Given exercise »
Everything in the data should be repeated exactly, save for the images.

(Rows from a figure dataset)
⁂
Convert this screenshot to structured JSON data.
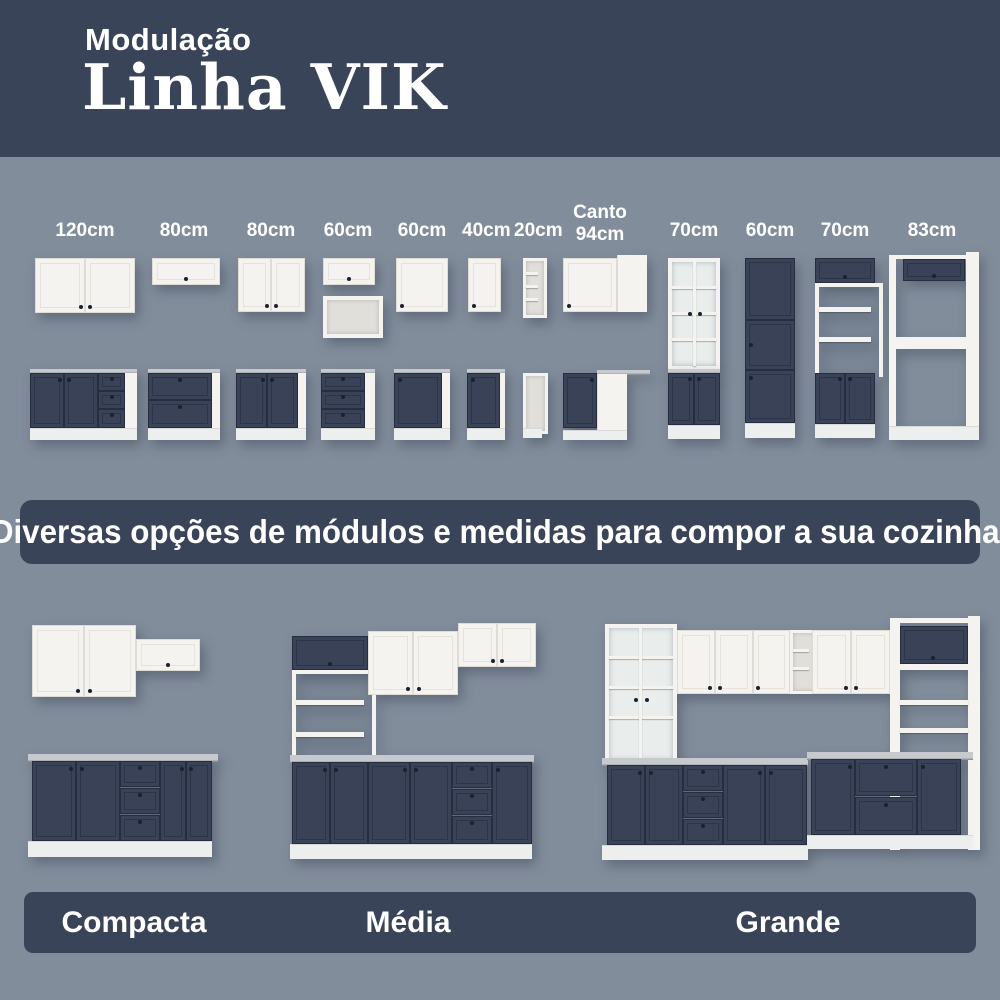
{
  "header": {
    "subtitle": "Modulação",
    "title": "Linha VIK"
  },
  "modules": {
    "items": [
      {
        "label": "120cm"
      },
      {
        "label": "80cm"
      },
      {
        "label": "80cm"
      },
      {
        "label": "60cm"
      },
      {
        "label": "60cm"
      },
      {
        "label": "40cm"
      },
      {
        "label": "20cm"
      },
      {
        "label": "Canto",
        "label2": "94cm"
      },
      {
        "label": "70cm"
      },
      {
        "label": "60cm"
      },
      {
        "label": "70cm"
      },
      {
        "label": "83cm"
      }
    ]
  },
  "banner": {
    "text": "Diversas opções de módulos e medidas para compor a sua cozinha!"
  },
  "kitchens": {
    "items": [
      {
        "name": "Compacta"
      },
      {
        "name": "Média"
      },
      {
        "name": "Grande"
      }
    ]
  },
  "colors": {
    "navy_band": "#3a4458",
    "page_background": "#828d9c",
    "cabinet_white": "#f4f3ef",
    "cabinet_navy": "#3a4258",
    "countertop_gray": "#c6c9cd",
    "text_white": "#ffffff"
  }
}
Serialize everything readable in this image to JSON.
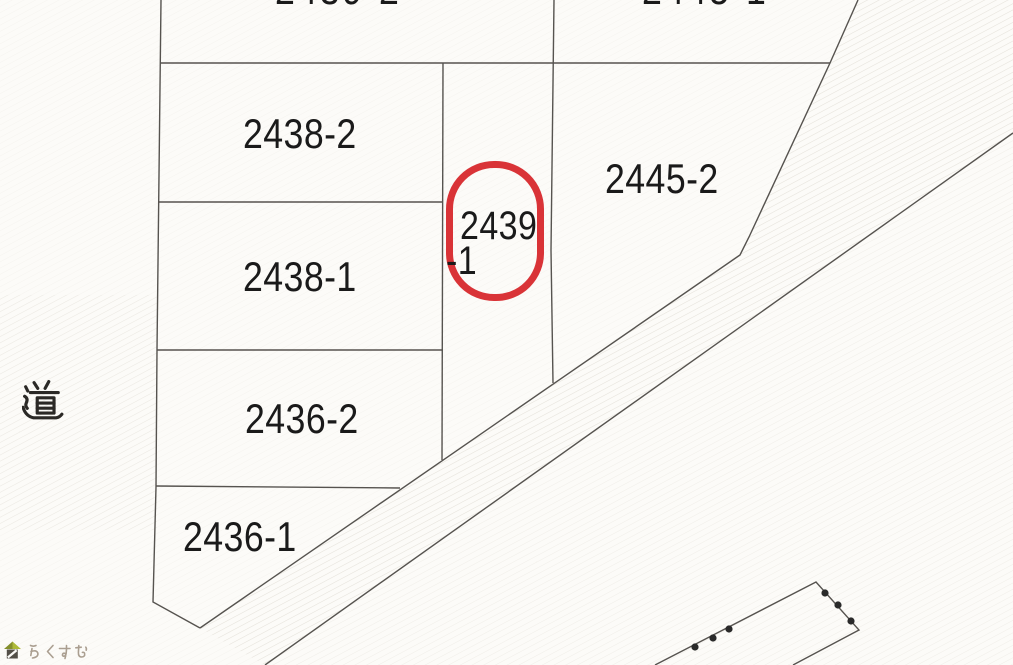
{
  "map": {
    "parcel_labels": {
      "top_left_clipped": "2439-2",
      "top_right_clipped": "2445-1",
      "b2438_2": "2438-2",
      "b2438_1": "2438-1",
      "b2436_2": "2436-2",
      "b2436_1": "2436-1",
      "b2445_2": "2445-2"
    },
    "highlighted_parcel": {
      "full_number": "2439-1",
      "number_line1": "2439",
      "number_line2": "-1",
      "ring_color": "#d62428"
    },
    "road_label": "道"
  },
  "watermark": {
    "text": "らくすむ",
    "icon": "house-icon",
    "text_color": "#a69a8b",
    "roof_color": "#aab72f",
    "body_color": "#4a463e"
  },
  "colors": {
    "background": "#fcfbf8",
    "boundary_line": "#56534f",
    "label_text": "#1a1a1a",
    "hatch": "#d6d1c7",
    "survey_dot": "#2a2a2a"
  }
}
⁂
The reply »
Convert this screenshot to structured JSON data.
{
  "header": {
    "subtitle": "Modulação",
    "title": "Linha VIK"
  },
  "modules": {
    "items": [
      {
        "label": "120cm"
      },
      {
        "label": "80cm"
      },
      {
        "label": "80cm"
      },
      {
        "label": "60cm"
      },
      {
        "label": "60cm"
      },
      {
        "label": "40cm"
      },
      {
        "label": "20cm"
      },
      {
        "label": "Canto",
        "label2": "94cm"
      },
      {
        "label": "70cm"
      },
      {
        "label": "60cm"
      },
      {
        "label": "70cm"
      },
      {
        "label": "83cm"
      }
    ]
  },
  "banner": {
    "text": "Diversas opções de módulos e medidas para compor a sua cozinha!"
  },
  "kitchens": {
    "items": [
      {
        "name": "Compacta"
      },
      {
        "name": "Média"
      },
      {
        "name": "Grande"
      }
    ]
  },
  "colors": {
    "navy_band": "#3a4458",
    "page_background": "#828d9c",
    "cabinet_white": "#f4f3ef",
    "cabinet_navy": "#3a4258",
    "countertop_gray": "#c6c9cd",
    "text_white": "#ffffff"
  }
}
Serialize everything readable in this image to JSON.
{
  "map": {
    "parcel_labels": {
      "top_left_clipped": "2439-2",
      "top_right_clipped": "2445-1",
      "b2438_2": "2438-2",
      "b2438_1": "2438-1",
      "b2436_2": "2436-2",
      "b2436_1": "2436-1",
      "b2445_2": "2445-2"
    },
    "highlighted_parcel": {
      "full_number": "2439-1",
      "number_line1": "2439",
      "number_line2": "-1",
      "ring_color": "#d62428"
    },
    "road_label": "道"
  },
  "watermark": {
    "text": "らくすむ",
    "icon": "house-icon",
    "text_color": "#a69a8b",
    "roof_color": "#aab72f",
    "body_color": "#4a463e"
  },
  "colors": {
    "background": "#fcfbf8",
    "boundary_line": "#56534f",
    "label_text": "#1a1a1a",
    "hatch": "#d6d1c7",
    "survey_dot": "#2a2a2a"
  }
}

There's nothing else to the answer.